## begin GIVEN RECORDS

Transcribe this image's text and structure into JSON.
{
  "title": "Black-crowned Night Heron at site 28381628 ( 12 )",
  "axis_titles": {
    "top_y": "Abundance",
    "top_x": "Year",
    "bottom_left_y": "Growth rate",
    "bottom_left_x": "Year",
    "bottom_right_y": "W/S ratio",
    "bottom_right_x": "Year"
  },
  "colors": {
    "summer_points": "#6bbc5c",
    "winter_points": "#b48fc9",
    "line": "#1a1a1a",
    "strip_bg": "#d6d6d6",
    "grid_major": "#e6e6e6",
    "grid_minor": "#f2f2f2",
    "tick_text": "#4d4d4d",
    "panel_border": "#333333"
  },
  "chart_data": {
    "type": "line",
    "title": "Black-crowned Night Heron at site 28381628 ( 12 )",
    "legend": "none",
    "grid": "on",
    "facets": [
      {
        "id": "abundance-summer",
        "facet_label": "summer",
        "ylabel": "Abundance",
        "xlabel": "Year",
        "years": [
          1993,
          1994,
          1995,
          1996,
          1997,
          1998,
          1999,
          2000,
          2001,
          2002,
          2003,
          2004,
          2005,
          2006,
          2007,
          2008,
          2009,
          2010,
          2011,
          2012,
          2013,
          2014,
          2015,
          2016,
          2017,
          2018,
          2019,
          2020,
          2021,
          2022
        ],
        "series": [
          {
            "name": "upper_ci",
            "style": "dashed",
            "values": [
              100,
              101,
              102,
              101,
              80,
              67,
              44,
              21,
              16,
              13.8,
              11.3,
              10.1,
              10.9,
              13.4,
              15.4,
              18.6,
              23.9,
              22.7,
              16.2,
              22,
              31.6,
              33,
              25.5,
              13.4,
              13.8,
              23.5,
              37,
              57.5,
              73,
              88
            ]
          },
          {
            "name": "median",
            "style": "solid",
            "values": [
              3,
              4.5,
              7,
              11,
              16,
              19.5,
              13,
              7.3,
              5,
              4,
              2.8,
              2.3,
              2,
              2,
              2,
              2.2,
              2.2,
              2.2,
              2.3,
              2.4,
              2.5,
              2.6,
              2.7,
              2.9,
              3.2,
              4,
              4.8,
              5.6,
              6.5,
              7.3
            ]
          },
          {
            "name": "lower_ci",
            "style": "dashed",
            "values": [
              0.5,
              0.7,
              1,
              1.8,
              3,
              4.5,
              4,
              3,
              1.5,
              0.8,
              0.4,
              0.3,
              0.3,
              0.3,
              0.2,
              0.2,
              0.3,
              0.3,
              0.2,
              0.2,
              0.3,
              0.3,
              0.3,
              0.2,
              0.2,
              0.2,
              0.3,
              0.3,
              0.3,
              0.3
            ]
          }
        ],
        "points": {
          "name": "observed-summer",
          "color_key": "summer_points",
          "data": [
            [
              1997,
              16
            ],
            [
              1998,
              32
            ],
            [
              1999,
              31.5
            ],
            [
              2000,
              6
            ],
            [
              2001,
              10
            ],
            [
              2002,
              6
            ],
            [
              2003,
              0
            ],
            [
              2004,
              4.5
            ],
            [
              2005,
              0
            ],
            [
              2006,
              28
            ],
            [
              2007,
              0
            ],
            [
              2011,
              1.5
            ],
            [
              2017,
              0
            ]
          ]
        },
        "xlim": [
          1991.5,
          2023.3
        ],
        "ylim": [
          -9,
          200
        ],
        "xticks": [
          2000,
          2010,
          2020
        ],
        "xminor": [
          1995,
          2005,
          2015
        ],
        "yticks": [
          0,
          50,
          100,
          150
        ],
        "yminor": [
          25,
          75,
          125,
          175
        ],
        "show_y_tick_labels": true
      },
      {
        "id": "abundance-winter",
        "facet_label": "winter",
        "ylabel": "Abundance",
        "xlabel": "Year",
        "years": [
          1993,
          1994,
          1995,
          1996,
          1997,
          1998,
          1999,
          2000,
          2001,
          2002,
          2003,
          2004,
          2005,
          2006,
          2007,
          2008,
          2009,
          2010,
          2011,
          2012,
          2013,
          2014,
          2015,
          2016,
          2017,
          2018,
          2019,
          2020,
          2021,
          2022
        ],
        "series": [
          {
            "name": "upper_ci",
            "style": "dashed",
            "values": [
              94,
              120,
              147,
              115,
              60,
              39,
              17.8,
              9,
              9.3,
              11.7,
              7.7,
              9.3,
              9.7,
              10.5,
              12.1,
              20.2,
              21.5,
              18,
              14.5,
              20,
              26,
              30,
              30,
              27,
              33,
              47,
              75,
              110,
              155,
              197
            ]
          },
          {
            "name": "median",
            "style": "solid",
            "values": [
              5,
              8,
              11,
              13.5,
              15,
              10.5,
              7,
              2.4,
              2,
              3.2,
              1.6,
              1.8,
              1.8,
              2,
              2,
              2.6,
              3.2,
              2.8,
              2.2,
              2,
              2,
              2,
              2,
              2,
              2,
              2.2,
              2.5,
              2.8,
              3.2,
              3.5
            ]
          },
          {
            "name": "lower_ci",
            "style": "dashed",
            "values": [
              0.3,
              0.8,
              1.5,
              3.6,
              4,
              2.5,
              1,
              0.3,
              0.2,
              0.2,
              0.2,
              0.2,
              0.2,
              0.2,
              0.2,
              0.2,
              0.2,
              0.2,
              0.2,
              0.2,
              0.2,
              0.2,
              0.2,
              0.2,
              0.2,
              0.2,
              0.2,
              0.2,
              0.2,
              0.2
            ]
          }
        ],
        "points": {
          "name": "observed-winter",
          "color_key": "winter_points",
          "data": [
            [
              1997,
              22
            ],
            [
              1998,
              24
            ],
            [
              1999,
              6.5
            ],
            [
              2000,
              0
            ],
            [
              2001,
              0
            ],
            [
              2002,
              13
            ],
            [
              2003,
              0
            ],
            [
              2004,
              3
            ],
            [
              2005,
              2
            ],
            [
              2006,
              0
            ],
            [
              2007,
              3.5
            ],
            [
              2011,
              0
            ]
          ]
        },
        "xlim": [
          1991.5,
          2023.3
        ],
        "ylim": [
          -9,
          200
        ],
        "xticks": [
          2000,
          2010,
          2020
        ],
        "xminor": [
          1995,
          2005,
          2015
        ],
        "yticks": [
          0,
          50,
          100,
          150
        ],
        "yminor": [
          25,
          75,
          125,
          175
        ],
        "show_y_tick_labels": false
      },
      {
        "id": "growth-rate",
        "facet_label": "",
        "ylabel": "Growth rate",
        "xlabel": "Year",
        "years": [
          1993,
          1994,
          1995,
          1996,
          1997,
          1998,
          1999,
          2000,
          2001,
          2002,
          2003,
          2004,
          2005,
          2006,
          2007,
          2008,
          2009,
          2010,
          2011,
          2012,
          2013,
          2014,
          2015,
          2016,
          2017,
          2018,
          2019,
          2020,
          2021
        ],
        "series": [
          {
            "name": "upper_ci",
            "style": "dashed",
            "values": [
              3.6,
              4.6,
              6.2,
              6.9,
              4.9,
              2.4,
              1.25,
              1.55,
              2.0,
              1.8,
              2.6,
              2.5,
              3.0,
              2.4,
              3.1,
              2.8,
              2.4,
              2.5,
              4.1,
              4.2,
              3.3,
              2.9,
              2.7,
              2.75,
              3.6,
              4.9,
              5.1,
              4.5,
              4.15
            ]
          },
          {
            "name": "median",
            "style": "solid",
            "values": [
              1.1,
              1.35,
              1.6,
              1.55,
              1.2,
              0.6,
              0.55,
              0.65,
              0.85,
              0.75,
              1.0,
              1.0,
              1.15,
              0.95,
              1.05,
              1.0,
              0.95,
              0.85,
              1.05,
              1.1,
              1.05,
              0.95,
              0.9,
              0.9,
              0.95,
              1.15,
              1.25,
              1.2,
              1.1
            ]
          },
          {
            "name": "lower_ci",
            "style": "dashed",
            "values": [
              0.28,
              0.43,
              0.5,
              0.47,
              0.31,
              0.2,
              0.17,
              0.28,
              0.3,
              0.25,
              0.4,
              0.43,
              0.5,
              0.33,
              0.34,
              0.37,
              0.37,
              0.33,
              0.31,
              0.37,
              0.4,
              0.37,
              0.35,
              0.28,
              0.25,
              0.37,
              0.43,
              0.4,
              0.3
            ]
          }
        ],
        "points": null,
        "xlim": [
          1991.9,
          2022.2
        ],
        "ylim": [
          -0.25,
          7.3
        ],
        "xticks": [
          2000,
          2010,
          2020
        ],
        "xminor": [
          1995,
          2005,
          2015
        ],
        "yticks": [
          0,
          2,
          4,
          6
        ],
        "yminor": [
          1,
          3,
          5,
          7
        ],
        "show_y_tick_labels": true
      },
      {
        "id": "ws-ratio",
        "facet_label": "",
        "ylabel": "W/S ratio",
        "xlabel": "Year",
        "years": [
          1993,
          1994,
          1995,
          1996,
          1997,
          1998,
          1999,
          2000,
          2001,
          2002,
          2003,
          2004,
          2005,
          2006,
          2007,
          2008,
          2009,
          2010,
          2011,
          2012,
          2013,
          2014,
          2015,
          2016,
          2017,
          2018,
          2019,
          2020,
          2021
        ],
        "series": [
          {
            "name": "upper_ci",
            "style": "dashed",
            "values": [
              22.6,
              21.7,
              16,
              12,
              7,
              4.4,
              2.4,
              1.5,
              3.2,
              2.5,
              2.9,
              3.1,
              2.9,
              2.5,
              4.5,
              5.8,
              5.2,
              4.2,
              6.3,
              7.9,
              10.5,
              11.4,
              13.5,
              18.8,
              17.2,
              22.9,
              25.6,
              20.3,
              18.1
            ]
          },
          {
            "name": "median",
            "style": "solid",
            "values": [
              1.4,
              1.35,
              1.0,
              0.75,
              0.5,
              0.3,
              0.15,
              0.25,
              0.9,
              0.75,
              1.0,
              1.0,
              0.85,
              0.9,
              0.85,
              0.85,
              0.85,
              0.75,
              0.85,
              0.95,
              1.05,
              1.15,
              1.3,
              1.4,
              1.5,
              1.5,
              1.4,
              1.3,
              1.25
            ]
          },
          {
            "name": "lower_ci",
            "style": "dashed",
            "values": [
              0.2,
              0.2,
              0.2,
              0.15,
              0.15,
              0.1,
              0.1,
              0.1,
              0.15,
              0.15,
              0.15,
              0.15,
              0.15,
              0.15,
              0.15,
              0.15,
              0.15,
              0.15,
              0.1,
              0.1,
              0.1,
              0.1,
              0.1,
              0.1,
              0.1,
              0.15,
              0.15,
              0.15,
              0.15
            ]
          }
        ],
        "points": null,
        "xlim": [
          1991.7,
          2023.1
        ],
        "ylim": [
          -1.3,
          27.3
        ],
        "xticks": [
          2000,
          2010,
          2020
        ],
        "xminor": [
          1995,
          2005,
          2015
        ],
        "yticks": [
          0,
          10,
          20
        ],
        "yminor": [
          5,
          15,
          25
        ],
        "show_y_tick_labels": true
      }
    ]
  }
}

## end GIVEN RECORDS

### [GIVEN REQUEST]
Using the listing above, show each line holding the string "site".

### [CORRECT RESPONSE]
  "title": "Black-crowned Night Heron at site 28381628 ( 12 )",
    "title": "Black-crowned Night Heron at site 28381628 ( 12 )",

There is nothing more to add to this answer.